DESCRIPTION OF THE TASK. Collect each line of the records containing the string "data".

***** THE INPUT

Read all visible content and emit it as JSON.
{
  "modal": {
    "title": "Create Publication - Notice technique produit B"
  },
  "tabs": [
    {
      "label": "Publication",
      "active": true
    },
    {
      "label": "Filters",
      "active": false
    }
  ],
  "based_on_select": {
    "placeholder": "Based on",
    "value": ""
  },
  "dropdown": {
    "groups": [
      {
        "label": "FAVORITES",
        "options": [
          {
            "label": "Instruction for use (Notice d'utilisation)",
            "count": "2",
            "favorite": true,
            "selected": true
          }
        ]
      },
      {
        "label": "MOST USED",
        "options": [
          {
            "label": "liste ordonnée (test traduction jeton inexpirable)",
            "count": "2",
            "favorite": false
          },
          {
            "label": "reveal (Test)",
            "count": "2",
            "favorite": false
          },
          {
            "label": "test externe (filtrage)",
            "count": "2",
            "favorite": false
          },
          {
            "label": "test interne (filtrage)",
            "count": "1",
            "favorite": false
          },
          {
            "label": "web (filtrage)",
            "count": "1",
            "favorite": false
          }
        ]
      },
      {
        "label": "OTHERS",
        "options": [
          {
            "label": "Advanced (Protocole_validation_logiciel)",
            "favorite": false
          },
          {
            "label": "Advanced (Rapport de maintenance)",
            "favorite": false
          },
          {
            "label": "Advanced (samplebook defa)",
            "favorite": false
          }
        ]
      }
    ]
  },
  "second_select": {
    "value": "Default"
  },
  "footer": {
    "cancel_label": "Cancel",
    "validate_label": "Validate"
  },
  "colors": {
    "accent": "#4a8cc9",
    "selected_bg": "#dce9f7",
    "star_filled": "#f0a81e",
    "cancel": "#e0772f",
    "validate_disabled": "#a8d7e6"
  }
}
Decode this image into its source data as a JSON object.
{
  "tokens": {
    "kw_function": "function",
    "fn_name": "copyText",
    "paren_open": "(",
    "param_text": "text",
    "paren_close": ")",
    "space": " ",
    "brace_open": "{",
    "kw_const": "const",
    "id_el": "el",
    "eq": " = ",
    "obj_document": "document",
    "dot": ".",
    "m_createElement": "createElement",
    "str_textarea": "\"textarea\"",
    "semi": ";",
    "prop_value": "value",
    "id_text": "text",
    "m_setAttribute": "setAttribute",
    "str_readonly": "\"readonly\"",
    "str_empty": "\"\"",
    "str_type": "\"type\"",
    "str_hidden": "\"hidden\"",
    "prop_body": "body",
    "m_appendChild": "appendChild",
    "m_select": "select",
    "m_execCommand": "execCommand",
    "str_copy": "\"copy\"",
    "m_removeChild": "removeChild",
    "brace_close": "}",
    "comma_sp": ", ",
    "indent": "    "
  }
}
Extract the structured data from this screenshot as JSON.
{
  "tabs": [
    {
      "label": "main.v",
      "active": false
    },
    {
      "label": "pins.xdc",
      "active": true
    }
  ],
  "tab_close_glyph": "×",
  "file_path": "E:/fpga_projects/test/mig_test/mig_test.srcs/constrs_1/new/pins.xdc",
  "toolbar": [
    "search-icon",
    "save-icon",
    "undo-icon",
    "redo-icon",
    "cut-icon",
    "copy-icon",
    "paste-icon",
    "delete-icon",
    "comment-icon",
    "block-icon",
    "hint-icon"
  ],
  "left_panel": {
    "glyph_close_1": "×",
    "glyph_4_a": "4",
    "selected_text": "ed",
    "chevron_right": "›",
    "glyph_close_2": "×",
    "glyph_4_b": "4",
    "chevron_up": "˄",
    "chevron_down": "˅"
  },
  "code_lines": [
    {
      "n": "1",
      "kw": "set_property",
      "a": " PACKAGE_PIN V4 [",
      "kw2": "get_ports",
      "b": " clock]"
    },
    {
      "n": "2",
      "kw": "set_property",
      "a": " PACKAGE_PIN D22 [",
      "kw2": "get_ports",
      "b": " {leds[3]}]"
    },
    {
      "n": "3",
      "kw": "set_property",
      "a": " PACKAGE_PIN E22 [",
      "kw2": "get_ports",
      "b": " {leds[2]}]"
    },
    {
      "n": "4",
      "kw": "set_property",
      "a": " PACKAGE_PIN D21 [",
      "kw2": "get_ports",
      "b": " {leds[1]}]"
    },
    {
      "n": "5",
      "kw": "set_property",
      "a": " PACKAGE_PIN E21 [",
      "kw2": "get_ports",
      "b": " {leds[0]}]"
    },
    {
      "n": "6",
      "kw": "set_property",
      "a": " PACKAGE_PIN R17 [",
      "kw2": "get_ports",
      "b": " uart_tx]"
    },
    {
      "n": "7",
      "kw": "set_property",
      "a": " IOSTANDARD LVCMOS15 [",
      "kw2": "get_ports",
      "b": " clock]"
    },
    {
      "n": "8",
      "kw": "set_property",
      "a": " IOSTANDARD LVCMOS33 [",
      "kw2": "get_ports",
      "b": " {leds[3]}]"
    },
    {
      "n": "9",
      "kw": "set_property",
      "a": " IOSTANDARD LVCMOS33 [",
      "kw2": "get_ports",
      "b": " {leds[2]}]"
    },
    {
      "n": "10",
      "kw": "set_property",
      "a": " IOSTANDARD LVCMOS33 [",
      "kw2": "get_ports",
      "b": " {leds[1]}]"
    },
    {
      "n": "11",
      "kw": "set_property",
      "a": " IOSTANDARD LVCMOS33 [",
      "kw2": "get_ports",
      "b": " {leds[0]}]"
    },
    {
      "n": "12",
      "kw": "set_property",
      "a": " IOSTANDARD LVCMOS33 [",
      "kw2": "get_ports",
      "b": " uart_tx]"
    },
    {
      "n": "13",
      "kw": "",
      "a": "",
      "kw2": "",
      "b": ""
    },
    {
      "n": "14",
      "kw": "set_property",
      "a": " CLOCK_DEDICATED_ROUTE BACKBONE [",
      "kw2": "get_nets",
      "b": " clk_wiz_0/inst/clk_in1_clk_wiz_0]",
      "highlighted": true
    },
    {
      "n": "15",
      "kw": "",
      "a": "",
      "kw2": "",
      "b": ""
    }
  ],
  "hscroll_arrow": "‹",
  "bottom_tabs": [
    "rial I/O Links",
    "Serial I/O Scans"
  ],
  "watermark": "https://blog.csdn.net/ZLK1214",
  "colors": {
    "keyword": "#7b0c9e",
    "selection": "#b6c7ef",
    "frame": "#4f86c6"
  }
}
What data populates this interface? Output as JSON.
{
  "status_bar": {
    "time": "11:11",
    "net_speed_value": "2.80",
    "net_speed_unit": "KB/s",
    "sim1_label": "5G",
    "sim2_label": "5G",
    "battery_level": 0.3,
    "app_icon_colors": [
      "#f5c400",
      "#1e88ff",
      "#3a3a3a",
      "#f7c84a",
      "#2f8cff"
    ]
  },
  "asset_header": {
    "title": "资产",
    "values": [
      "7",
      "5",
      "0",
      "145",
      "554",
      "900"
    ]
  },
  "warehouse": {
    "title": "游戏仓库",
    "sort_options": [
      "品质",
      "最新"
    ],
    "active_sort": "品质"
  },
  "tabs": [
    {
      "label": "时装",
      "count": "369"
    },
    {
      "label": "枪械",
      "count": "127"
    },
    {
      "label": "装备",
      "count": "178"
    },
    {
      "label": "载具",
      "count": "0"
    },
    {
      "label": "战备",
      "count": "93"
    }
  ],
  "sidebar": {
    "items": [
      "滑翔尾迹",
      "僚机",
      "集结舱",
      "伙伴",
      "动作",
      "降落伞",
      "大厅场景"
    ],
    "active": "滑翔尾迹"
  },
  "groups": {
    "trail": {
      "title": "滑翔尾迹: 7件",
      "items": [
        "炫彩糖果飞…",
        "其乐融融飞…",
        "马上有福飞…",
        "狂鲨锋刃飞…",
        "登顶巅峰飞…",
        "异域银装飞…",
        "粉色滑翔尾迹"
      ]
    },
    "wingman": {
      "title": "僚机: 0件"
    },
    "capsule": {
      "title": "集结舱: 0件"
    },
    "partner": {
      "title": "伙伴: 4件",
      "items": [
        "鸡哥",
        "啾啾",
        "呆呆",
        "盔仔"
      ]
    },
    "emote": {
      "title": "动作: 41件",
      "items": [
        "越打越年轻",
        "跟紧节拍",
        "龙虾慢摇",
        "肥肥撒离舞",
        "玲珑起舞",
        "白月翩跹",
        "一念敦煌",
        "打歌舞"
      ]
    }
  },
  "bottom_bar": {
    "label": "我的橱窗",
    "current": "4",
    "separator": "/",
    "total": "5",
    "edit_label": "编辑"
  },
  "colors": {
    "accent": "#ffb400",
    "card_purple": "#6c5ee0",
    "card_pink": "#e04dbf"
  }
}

**********

SOLUTION FOR THIS TASK.
Decode this image into its source data as a JSON object.
Extract the structured data from this screenshot as JSON.
What data populates this interface? Output as JSON.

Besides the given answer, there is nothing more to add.